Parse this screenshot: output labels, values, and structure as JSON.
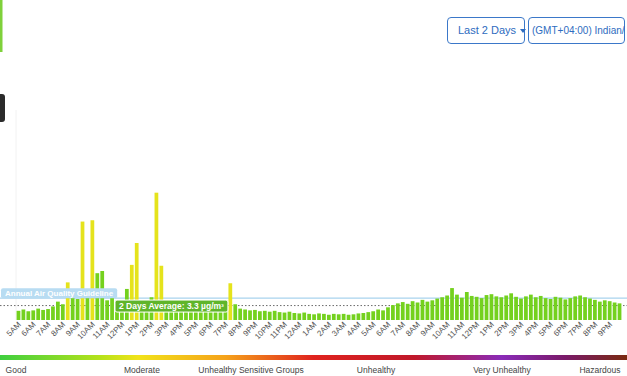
{
  "chart_data": {
    "type": "bar",
    "range_selector": "Last 2 Days",
    "timezone": "(GMT+04:00) Indian/",
    "guideline": 5,
    "guideline_label": "Annual Air Quality Guideline",
    "average": 3.3,
    "average_label": "2 Days Average: 3.3 µg/m³",
    "aqi_legend": [
      "Good",
      "Moderate",
      "Unhealthy Sensitive Groups",
      "Unhealthy",
      "Very Unhealthy",
      "Hazardous"
    ],
    "ylim": [
      0,
      48
    ],
    "tick_labels": "x",
    "grid": false,
    "categories": [
      "5AM",
      null,
      null,
      "6AM",
      null,
      null,
      "7AM",
      null,
      null,
      "8AM",
      null,
      null,
      "9AM",
      null,
      null,
      "10AM",
      null,
      null,
      "11AM",
      null,
      null,
      "12PM",
      null,
      null,
      "1PM",
      null,
      null,
      "2PM",
      null,
      null,
      "3PM",
      null,
      null,
      "4PM",
      null,
      null,
      "5PM",
      null,
      null,
      "6PM",
      null,
      null,
      "7PM",
      null,
      null,
      "8PM",
      null,
      null,
      "9PM",
      null,
      null,
      "10PM",
      null,
      null,
      "11PM",
      null,
      null,
      "12AM",
      null,
      null,
      "1AM",
      null,
      null,
      "2AM",
      null,
      null,
      "3AM",
      null,
      null,
      "4AM",
      null,
      null,
      "5AM",
      null,
      null,
      "6AM",
      null,
      null,
      "7AM",
      null,
      null,
      "8AM",
      null,
      null,
      "9AM",
      null,
      null,
      "10AM",
      null,
      null,
      "11AM",
      null,
      null,
      "12PM",
      null,
      null,
      "1PM",
      null,
      null,
      "2PM",
      null,
      null,
      "3PM",
      null,
      null,
      "4PM",
      null,
      null,
      "5PM",
      null,
      null,
      "6PM",
      null,
      null,
      "7PM",
      null,
      null,
      "8PM",
      null,
      null,
      "9PM",
      null,
      null
    ],
    "values": [
      2.1,
      2.4,
      2.0,
      2.2,
      2.6,
      2.3,
      2.5,
      3.1,
      4.2,
      3.6,
      8.6,
      5.1,
      4.8,
      22.5,
      6.2,
      22.8,
      10.7,
      11.2,
      4.5,
      5.9,
      3.8,
      4.2,
      7.1,
      12.6,
      17.6,
      4.4,
      3.9,
      5.2,
      29.1,
      12.4,
      4.1,
      3.6,
      3.2,
      3.4,
      3.0,
      3.3,
      2.9,
      3.2,
      2.8,
      3.1,
      2.7,
      3.5,
      3.0,
      8.4,
      3.6,
      2.6,
      2.4,
      2.2,
      2.3,
      2.0,
      2.1,
      1.9,
      2.1,
      1.8,
      1.7,
      1.9,
      1.6,
      1.5,
      1.7,
      1.4,
      1.3,
      1.5,
      1.4,
      1.2,
      1.4,
      1.3,
      1.4,
      1.2,
      1.3,
      1.5,
      1.6,
      1.8,
      2.0,
      2.4,
      2.2,
      2.9,
      3.4,
      3.8,
      4.1,
      3.7,
      4.3,
      4.0,
      4.6,
      4.2,
      4.5,
      4.9,
      5.2,
      5.6,
      7.3,
      5.8,
      5.1,
      6.4,
      5.5,
      5.3,
      5.0,
      5.7,
      5.9,
      5.4,
      5.2,
      5.6,
      6.1,
      5.3,
      4.9,
      5.4,
      5.8,
      5.2,
      5.5,
      5.0,
      4.8,
      5.3,
      5.1,
      4.7,
      5.0,
      5.4,
      5.6,
      5.2,
      4.9,
      4.6,
      4.2,
      4.5,
      4.3,
      4.0,
      3.8
    ],
    "colors": [
      "#74d11e",
      "#74d11e",
      "#74d11e",
      "#74d11e",
      "#74d11e",
      "#74d11e",
      "#74d11e",
      "#74d11e",
      "#74d11e",
      "#74d11e",
      "#e5e31c",
      "#74d11e",
      "#74d11e",
      "#e5e31c",
      "#74d11e",
      "#e5e31c",
      "#74d11e",
      "#74d11e",
      "#74d11e",
      "#74d11e",
      "#74d11e",
      "#74d11e",
      "#74d11e",
      "#e5e31c",
      "#e5e31c",
      "#74d11e",
      "#74d11e",
      "#74d11e",
      "#e5e31c",
      "#e5e31c",
      "#74d11e",
      "#74d11e",
      "#74d11e",
      "#74d11e",
      "#74d11e",
      "#74d11e",
      "#74d11e",
      "#74d11e",
      "#74d11e",
      "#74d11e",
      "#74d11e",
      "#74d11e",
      "#74d11e",
      "#e5e31c",
      "#74d11e",
      "#74d11e",
      "#74d11e",
      "#74d11e",
      "#74d11e",
      "#74d11e",
      "#74d11e",
      "#74d11e",
      "#74d11e",
      "#74d11e",
      "#74d11e",
      "#74d11e",
      "#74d11e",
      "#74d11e",
      "#74d11e",
      "#74d11e",
      "#74d11e",
      "#74d11e",
      "#74d11e",
      "#74d11e",
      "#74d11e",
      "#74d11e",
      "#74d11e",
      "#74d11e",
      "#74d11e",
      "#74d11e",
      "#74d11e",
      "#74d11e",
      "#74d11e",
      "#74d11e",
      "#74d11e",
      "#74d11e",
      "#74d11e",
      "#74d11e",
      "#74d11e",
      "#74d11e",
      "#74d11e",
      "#74d11e",
      "#74d11e",
      "#74d11e",
      "#74d11e",
      "#74d11e",
      "#74d11e",
      "#74d11e",
      "#74d11e",
      "#74d11e",
      "#74d11e",
      "#74d11e",
      "#74d11e",
      "#74d11e",
      "#74d11e",
      "#74d11e",
      "#74d11e",
      "#74d11e",
      "#74d11e",
      "#74d11e",
      "#74d11e",
      "#74d11e",
      "#74d11e",
      "#74d11e",
      "#74d11e",
      "#74d11e",
      "#74d11e",
      "#74d11e",
      "#74d11e",
      "#74d11e",
      "#74d11e",
      "#74d11e",
      "#74d11e",
      "#74d11e",
      "#74d11e",
      "#74d11e",
      "#74d11e",
      "#74d11e",
      "#74d11e",
      "#74d11e",
      "#74d11e",
      "#74d11e",
      "#74d11e",
      "#74d11e",
      "#74d11e",
      "#74d11e",
      "#74d11e",
      "#74d11e",
      "#74d11e",
      "#74d11e",
      "#74d11e",
      "#74d11e"
    ]
  }
}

WHAT IS REQUIRED – Copy the material exactly. Do not include the pictures.

WRITTEN RESPONSE –
Parse this screenshot: output labels, values, and structure as JSON.
{
  "chart_data": {
    "type": "bar",
    "range_selector": "Last 2 Days",
    "timezone": "(GMT+04:00) Indian/",
    "guideline": 5,
    "guideline_label": "Annual Air Quality Guideline",
    "average": 3.3,
    "average_label": "2 Days Average: 3.3 µg/m³",
    "aqi_legend": [
      "Good",
      "Moderate",
      "Unhealthy Sensitive Groups",
      "Unhealthy",
      "Very Unhealthy",
      "Hazardous"
    ],
    "ylim": [
      0,
      48
    ],
    "tick_labels": "x",
    "grid": false,
    "categories": [
      "5AM",
      null,
      null,
      "6AM",
      null,
      null,
      "7AM",
      null,
      null,
      "8AM",
      null,
      null,
      "9AM",
      null,
      null,
      "10AM",
      null,
      null,
      "11AM",
      null,
      null,
      "12PM",
      null,
      null,
      "1PM",
      null,
      null,
      "2PM",
      null,
      null,
      "3PM",
      null,
      null,
      "4PM",
      null,
      null,
      "5PM",
      null,
      null,
      "6PM",
      null,
      null,
      "7PM",
      null,
      null,
      "8PM",
      null,
      null,
      "9PM",
      null,
      null,
      "10PM",
      null,
      null,
      "11PM",
      null,
      null,
      "12AM",
      null,
      null,
      "1AM",
      null,
      null,
      "2AM",
      null,
      null,
      "3AM",
      null,
      null,
      "4AM",
      null,
      null,
      "5AM",
      null,
      null,
      "6AM",
      null,
      null,
      "7AM",
      null,
      null,
      "8AM",
      null,
      null,
      "9AM",
      null,
      null,
      "10AM",
      null,
      null,
      "11AM",
      null,
      null,
      "12PM",
      null,
      null,
      "1PM",
      null,
      null,
      "2PM",
      null,
      null,
      "3PM",
      null,
      null,
      "4PM",
      null,
      null,
      "5PM",
      null,
      null,
      "6PM",
      null,
      null,
      "7PM",
      null,
      null,
      "8PM",
      null,
      null,
      "9PM",
      null,
      null
    ],
    "values": [
      2.1,
      2.4,
      2.0,
      2.2,
      2.6,
      2.3,
      2.5,
      3.1,
      4.2,
      3.6,
      8.6,
      5.1,
      4.8,
      22.5,
      6.2,
      22.8,
      10.7,
      11.2,
      4.5,
      5.9,
      3.8,
      4.2,
      7.1,
      12.6,
      17.6,
      4.4,
      3.9,
      5.2,
      29.1,
      12.4,
      4.1,
      3.6,
      3.2,
      3.4,
      3.0,
      3.3,
      2.9,
      3.2,
      2.8,
      3.1,
      2.7,
      3.5,
      3.0,
      8.4,
      3.6,
      2.6,
      2.4,
      2.2,
      2.3,
      2.0,
      2.1,
      1.9,
      2.1,
      1.8,
      1.7,
      1.9,
      1.6,
      1.5,
      1.7,
      1.4,
      1.3,
      1.5,
      1.4,
      1.2,
      1.4,
      1.3,
      1.4,
      1.2,
      1.3,
      1.5,
      1.6,
      1.8,
      2.0,
      2.4,
      2.2,
      2.9,
      3.4,
      3.8,
      4.1,
      3.7,
      4.3,
      4.0,
      4.6,
      4.2,
      4.5,
      4.9,
      5.2,
      5.6,
      7.3,
      5.8,
      5.1,
      6.4,
      5.5,
      5.3,
      5.0,
      5.7,
      5.9,
      5.4,
      5.2,
      5.6,
      6.1,
      5.3,
      4.9,
      5.4,
      5.8,
      5.2,
      5.5,
      5.0,
      4.8,
      5.3,
      5.1,
      4.7,
      5.0,
      5.4,
      5.6,
      5.2,
      4.9,
      4.6,
      4.2,
      4.5,
      4.3,
      4.0,
      3.8
    ],
    "colors": [
      "#74d11e",
      "#74d11e",
      "#74d11e",
      "#74d11e",
      "#74d11e",
      "#74d11e",
      "#74d11e",
      "#74d11e",
      "#74d11e",
      "#74d11e",
      "#e5e31c",
      "#74d11e",
      "#74d11e",
      "#e5e31c",
      "#74d11e",
      "#e5e31c",
      "#74d11e",
      "#74d11e",
      "#74d11e",
      "#74d11e",
      "#74d11e",
      "#74d11e",
      "#74d11e",
      "#e5e31c",
      "#e5e31c",
      "#74d11e",
      "#74d11e",
      "#74d11e",
      "#e5e31c",
      "#e5e31c",
      "#74d11e",
      "#74d11e",
      "#74d11e",
      "#74d11e",
      "#74d11e",
      "#74d11e",
      "#74d11e",
      "#74d11e",
      "#74d11e",
      "#74d11e",
      "#74d11e",
      "#74d11e",
      "#74d11e",
      "#e5e31c",
      "#74d11e",
      "#74d11e",
      "#74d11e",
      "#74d11e",
      "#74d11e",
      "#74d11e",
      "#74d11e",
      "#74d11e",
      "#74d11e",
      "#74d11e",
      "#74d11e",
      "#74d11e",
      "#74d11e",
      "#74d11e",
      "#74d11e",
      "#74d11e",
      "#74d11e",
      "#74d11e",
      "#74d11e",
      "#74d11e",
      "#74d11e",
      "#74d11e",
      "#74d11e",
      "#74d11e",
      "#74d11e",
      "#74d11e",
      "#74d11e",
      "#74d11e",
      "#74d11e",
      "#74d11e",
      "#74d11e",
      "#74d11e",
      "#74d11e",
      "#74d11e",
      "#74d11e",
      "#74d11e",
      "#74d11e",
      "#74d11e",
      "#74d11e",
      "#74d11e",
      "#74d11e",
      "#74d11e",
      "#74d11e",
      "#74d11e",
      "#74d11e",
      "#74d11e",
      "#74d11e",
      "#74d11e",
      "#74d11e",
      "#74d11e",
      "#74d11e",
      "#74d11e",
      "#74d11e",
      "#74d11e",
      "#74d11e",
      "#74d11e",
      "#74d11e",
      "#74d11e",
      "#74d11e",
      "#74d11e",
      "#74d11e",
      "#74d11e",
      "#74d11e",
      "#74d11e",
      "#74d11e",
      "#74d11e",
      "#74d11e",
      "#74d11e",
      "#74d11e",
      "#74d11e",
      "#74d11e",
      "#74d11e",
      "#74d11e",
      "#74d11e",
      "#74d11e",
      "#74d11e",
      "#74d11e",
      "#74d11e",
      "#74d11e",
      "#74d11e",
      "#74d11e",
      "#74d11e",
      "#74d11e",
      "#74d11e",
      "#74d11e",
      "#74d11e",
      "#74d11e",
      "#74d11e"
    ]
  }
}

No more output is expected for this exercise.